# Exercise
The line containing "Read this page and output its text content." marks where to begin; quote it and every line after it through the end of the data, exactly as written.

(Entries taken from a collection)
══════
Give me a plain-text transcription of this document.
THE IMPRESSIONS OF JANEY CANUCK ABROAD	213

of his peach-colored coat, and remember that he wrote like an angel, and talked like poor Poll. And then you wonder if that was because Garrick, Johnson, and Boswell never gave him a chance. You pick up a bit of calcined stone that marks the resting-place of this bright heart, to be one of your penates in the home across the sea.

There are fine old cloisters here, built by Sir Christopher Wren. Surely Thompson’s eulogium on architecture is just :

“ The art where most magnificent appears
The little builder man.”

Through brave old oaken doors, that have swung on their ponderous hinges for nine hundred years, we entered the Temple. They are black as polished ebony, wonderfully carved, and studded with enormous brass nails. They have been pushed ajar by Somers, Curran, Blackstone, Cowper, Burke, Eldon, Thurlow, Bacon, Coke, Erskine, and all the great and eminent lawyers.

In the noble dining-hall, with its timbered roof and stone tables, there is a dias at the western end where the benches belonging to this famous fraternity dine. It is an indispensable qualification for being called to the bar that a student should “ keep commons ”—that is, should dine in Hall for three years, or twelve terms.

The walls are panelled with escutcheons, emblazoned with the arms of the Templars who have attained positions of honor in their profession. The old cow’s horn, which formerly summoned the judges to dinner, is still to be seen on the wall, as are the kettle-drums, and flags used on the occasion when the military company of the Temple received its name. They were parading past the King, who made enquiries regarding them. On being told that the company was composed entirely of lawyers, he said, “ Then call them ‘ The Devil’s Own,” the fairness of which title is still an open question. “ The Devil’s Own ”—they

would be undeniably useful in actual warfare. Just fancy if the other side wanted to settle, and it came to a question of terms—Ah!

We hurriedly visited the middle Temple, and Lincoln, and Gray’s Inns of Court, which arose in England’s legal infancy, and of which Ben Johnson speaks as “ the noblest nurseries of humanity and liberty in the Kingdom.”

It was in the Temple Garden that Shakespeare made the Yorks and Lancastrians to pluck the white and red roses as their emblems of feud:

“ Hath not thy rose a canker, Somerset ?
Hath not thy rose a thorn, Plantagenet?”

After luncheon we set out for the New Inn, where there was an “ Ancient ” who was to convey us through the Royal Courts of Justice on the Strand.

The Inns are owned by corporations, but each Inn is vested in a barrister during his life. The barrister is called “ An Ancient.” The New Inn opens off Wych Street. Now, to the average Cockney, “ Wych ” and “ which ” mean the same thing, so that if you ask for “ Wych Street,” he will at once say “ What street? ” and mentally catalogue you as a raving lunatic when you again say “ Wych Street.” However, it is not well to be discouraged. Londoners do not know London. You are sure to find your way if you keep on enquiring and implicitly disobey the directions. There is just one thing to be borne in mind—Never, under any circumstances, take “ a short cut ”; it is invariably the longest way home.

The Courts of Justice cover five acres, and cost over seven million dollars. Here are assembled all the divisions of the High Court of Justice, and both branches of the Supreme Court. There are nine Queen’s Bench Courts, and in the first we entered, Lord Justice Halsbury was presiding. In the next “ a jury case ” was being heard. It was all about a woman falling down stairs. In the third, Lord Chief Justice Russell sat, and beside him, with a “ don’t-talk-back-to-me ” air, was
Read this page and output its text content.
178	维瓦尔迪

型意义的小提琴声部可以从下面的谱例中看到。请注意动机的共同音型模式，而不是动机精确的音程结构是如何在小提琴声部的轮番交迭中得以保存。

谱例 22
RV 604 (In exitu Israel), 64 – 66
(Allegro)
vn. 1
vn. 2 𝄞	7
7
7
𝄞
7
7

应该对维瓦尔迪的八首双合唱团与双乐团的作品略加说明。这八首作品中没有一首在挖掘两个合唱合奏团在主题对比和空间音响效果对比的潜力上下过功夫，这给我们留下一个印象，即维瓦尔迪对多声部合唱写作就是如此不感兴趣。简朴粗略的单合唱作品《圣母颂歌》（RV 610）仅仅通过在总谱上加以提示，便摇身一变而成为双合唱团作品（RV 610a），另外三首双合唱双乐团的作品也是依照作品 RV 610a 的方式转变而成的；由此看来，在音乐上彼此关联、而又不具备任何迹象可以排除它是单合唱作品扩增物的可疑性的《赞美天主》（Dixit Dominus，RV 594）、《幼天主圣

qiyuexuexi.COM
══════
# Exercise output
Read this page and output its text content.
178	维瓦尔迪

型意义的小提琴声部可以从下面的谱例中看到。请注意动机的共同音型模式，而不是动机精确的音程结构是如何在小提琴声部的轮番交迭中得以保存。

谱例 22
RV 604 (In exitu Israel), 64 – 66
(Allegro)
vn. 1
vn. 2 𝄞	7
7
7
𝄞
7
7

应该对维瓦尔迪的八首双合唱团与双乐团的作品略加说明。这八首作品中没有一首在挖掘两个合唱合奏团在主题对比和空间音响效果对比的潜力上下过功夫，这给我们留下一个印象，即维瓦尔迪对多声部合唱写作就是如此不感兴趣。简朴粗略的单合唱作品《圣母颂歌》（RV 610）仅仅通过在总谱上加以提示，便摇身一变而成为双合唱团作品（RV 610a），另外三首双合唱双乐团的作品也是依照作品 RV 610a 的方式转变而成的；由此看来，在音乐上彼此关联、而又不具备任何迹象可以排除它是单合唱作品扩增物的可疑性的《赞美天主》（Dixit Dominus，RV 594）、《幼天主圣

qiyuexuexi.COM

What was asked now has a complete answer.